TO BE DONE ->
Find every line among the items below that contains the word "About", and copy each such line in full.
--- BEGIN INFORMATION SHOWN ---
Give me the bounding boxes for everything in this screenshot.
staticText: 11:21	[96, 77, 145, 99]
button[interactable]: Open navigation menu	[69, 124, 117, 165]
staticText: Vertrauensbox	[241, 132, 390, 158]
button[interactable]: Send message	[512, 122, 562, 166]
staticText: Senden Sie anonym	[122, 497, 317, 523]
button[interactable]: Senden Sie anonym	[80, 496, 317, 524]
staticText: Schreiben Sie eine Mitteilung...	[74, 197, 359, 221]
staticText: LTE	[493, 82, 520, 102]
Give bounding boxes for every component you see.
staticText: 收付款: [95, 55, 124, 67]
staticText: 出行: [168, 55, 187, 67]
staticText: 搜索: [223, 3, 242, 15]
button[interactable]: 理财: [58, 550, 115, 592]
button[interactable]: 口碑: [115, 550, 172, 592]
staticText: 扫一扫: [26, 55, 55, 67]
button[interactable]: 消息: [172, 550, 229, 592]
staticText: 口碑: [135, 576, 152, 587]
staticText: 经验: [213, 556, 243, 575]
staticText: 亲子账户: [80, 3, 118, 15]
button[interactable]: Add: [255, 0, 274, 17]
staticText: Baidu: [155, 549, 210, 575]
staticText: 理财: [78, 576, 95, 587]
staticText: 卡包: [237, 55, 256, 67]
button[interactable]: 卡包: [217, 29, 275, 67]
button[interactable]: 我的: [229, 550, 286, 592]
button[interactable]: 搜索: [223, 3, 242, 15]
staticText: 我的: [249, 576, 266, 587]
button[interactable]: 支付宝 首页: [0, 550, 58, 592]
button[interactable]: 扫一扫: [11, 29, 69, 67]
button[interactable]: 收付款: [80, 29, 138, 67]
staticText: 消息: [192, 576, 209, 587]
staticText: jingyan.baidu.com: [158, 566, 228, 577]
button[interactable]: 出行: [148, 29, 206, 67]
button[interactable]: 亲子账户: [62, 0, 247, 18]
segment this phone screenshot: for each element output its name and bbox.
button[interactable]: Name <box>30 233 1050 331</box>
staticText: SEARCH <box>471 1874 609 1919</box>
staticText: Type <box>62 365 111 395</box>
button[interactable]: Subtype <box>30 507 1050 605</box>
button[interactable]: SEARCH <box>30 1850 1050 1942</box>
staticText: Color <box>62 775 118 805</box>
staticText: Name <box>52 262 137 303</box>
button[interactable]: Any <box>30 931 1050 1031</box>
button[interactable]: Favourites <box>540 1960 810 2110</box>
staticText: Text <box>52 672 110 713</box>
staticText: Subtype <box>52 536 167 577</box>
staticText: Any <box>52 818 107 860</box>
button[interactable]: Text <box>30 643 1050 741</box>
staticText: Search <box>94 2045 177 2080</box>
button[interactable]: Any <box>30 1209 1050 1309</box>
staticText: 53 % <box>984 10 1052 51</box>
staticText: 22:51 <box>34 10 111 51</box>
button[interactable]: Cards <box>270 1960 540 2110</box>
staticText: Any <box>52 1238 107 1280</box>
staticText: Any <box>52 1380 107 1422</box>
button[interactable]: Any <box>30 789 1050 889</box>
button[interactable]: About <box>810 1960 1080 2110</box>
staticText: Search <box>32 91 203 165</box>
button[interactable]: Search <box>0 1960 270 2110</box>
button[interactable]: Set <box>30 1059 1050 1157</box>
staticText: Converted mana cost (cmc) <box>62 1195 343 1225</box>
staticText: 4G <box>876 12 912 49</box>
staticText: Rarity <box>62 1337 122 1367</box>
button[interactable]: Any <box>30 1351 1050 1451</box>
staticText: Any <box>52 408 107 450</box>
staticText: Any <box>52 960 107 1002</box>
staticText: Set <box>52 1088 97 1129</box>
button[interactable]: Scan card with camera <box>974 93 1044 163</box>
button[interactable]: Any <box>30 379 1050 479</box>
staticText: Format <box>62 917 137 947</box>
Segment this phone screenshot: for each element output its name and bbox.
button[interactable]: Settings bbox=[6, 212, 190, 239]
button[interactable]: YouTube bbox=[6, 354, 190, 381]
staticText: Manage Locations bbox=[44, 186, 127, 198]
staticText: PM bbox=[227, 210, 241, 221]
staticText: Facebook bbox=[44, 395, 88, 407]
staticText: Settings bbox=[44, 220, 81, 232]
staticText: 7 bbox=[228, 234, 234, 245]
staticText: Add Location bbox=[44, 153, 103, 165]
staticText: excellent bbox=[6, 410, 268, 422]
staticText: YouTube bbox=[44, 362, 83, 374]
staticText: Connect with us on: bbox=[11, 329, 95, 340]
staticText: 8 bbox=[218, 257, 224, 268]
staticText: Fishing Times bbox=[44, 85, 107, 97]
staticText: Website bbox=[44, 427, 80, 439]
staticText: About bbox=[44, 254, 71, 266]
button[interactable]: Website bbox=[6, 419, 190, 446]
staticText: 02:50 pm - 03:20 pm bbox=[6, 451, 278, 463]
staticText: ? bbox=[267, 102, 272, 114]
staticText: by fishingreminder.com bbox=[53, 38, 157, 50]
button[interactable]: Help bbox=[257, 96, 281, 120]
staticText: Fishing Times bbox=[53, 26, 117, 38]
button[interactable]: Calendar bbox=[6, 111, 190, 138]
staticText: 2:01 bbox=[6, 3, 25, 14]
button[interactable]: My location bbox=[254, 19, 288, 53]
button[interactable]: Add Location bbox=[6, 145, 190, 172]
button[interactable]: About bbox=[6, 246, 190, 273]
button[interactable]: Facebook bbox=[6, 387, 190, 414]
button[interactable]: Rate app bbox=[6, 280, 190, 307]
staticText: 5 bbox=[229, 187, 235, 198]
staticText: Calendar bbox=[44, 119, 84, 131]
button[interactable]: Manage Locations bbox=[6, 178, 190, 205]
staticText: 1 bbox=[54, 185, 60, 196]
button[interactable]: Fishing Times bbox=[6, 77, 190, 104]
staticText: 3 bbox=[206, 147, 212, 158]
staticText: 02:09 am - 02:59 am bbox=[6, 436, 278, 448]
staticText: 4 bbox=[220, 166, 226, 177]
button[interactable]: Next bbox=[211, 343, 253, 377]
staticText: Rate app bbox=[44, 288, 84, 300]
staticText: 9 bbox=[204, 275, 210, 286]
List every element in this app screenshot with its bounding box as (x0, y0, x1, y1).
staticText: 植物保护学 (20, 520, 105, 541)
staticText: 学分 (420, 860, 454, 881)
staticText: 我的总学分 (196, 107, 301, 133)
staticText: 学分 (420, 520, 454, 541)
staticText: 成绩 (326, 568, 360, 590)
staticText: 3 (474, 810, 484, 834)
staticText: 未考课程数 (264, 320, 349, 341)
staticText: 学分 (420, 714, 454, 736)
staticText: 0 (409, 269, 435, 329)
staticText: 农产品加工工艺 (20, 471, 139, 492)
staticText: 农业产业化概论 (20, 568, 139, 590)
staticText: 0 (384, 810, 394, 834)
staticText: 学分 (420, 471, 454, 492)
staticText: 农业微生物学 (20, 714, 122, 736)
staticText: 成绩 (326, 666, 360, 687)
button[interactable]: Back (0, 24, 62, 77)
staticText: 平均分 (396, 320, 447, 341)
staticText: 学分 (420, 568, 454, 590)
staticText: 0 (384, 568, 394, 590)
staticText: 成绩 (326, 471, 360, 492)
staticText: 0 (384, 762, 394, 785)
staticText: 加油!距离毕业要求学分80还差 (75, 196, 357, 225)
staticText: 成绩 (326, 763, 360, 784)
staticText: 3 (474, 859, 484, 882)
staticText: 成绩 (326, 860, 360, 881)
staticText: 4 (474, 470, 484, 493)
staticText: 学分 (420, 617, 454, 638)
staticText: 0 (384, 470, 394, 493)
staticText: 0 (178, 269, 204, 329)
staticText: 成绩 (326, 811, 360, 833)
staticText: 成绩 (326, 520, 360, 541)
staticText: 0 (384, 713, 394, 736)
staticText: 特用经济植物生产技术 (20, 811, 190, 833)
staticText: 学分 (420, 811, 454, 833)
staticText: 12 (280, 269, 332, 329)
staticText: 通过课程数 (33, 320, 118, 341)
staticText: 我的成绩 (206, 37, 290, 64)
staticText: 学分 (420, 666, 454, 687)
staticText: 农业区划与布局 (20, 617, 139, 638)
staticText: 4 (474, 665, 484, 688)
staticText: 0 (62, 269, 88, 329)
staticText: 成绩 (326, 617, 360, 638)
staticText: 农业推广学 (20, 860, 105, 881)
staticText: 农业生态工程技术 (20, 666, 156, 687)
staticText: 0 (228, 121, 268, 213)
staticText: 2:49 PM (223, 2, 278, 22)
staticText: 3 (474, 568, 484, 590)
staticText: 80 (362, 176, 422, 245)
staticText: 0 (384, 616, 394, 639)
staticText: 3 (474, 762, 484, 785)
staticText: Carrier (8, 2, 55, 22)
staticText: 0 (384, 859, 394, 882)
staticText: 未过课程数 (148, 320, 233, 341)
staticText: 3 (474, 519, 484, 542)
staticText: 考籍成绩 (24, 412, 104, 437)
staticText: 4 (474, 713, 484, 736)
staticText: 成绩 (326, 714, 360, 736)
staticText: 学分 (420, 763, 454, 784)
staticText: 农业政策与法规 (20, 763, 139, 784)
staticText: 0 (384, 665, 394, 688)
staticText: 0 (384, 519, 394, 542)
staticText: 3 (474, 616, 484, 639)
--- END INFORMATION SHOWN ---
RESULT ->
button[interactable]: About <box>810 1960 1080 2110</box>
staticText: About bbox=[44, 254, 71, 266]
button[interactable]: About bbox=[6, 246, 190, 273]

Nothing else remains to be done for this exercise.